━━ Material to process

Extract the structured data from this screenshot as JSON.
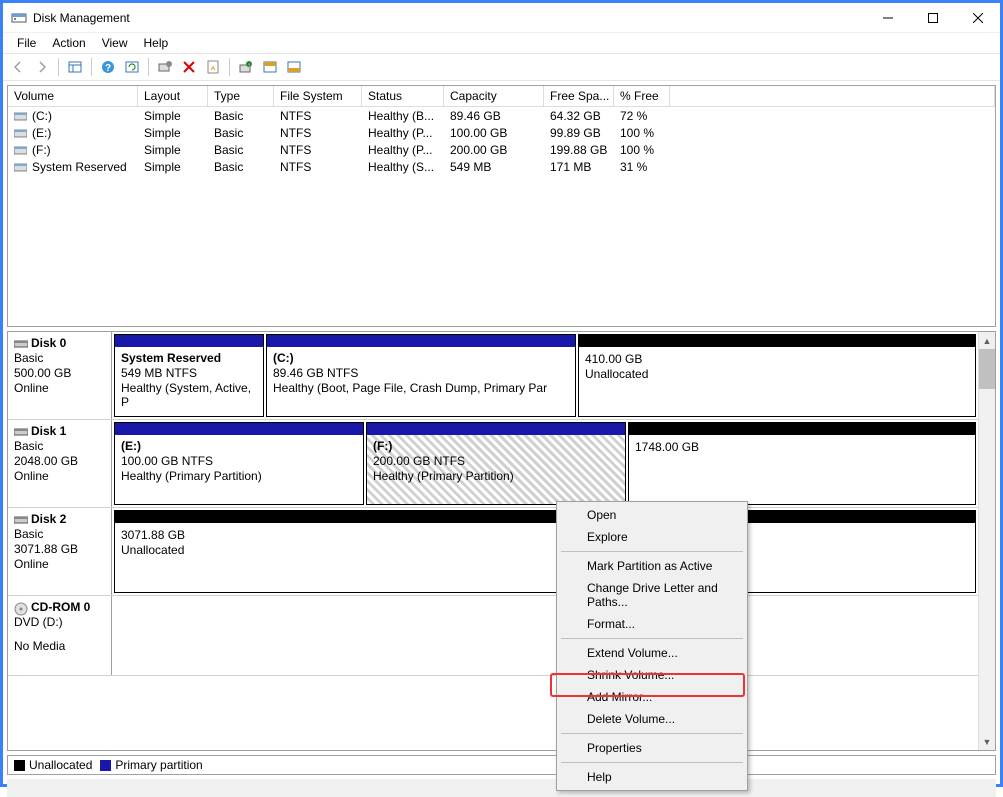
{
  "window": {
    "title": "Disk Management"
  },
  "menu": {
    "file": "File",
    "action": "Action",
    "view": "View",
    "help": "Help"
  },
  "columns": {
    "volume": "Volume",
    "layout": "Layout",
    "type": "Type",
    "fs": "File System",
    "status": "Status",
    "capacity": "Capacity",
    "free": "Free Spa...",
    "pct": "% Free"
  },
  "volumes": [
    {
      "name": "(C:)",
      "layout": "Simple",
      "type": "Basic",
      "fs": "NTFS",
      "status": "Healthy (B...",
      "capacity": "89.46 GB",
      "free": "64.32 GB",
      "pct": "72 %"
    },
    {
      "name": "(E:)",
      "layout": "Simple",
      "type": "Basic",
      "fs": "NTFS",
      "status": "Healthy (P...",
      "capacity": "100.00 GB",
      "free": "99.89 GB",
      "pct": "100 %"
    },
    {
      "name": "(F:)",
      "layout": "Simple",
      "type": "Basic",
      "fs": "NTFS",
      "status": "Healthy (P...",
      "capacity": "200.00 GB",
      "free": "199.88 GB",
      "pct": "100 %"
    },
    {
      "name": "System Reserved",
      "layout": "Simple",
      "type": "Basic",
      "fs": "NTFS",
      "status": "Healthy (S...",
      "capacity": "549 MB",
      "free": "171 MB",
      "pct": "31 %"
    }
  ],
  "disks": {
    "d0": {
      "name": "Disk 0",
      "type": "Basic",
      "size": "500.00 GB",
      "status": "Online",
      "p0": {
        "title": "System Reserved",
        "line2": "549 MB NTFS",
        "line3": "Healthy (System, Active, P"
      },
      "p1": {
        "title": "(C:)",
        "line2": "89.46 GB NTFS",
        "line3": "Healthy (Boot, Page File, Crash Dump, Primary Par"
      },
      "p2": {
        "title": "",
        "line2": "410.00 GB",
        "line3": "Unallocated"
      }
    },
    "d1": {
      "name": "Disk 1",
      "type": "Basic",
      "size": "2048.00 GB",
      "status": "Online",
      "p0": {
        "title": "(E:)",
        "line2": "100.00 GB NTFS",
        "line3": "Healthy (Primary Partition)"
      },
      "p1": {
        "title": "(F:)",
        "line2": "200.00 GB NTFS",
        "line3": "Healthy (Primary Partition)"
      },
      "p2": {
        "title": "",
        "line2": "1748.00 GB",
        "line3": ""
      }
    },
    "d2": {
      "name": "Disk 2",
      "type": "Basic",
      "size": "3071.88 GB",
      "status": "Online",
      "p0": {
        "title": "",
        "line2": "3071.88 GB",
        "line3": "Unallocated"
      }
    },
    "cd": {
      "name": "CD-ROM 0",
      "type": "DVD (D:)",
      "status": "No Media"
    }
  },
  "legend": {
    "unalloc": "Unallocated",
    "primary": "Primary partition"
  },
  "context": {
    "open": "Open",
    "explore": "Explore",
    "mark": "Mark Partition as Active",
    "change": "Change Drive Letter and Paths...",
    "format": "Format...",
    "extend": "Extend Volume...",
    "shrink": "Shrink Volume...",
    "mirror": "Add Mirror...",
    "delete": "Delete Volume...",
    "props": "Properties",
    "help": "Help"
  }
}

━━━━

Aim: Return all lines containing "Healthy".

Written answer:
      "status": "Healthy (B...",
      "status": "Healthy (P...",
      "status": "Healthy (P...",
      "status": "Healthy (S...",
        "line3": "Healthy (System, Active, P"
        "line3": "Healthy (Boot, Page File, Crash Dump, Primary Par"
        "line3": "Healthy (Primary Partition)"
        "line3": "Healthy (Primary Partition)"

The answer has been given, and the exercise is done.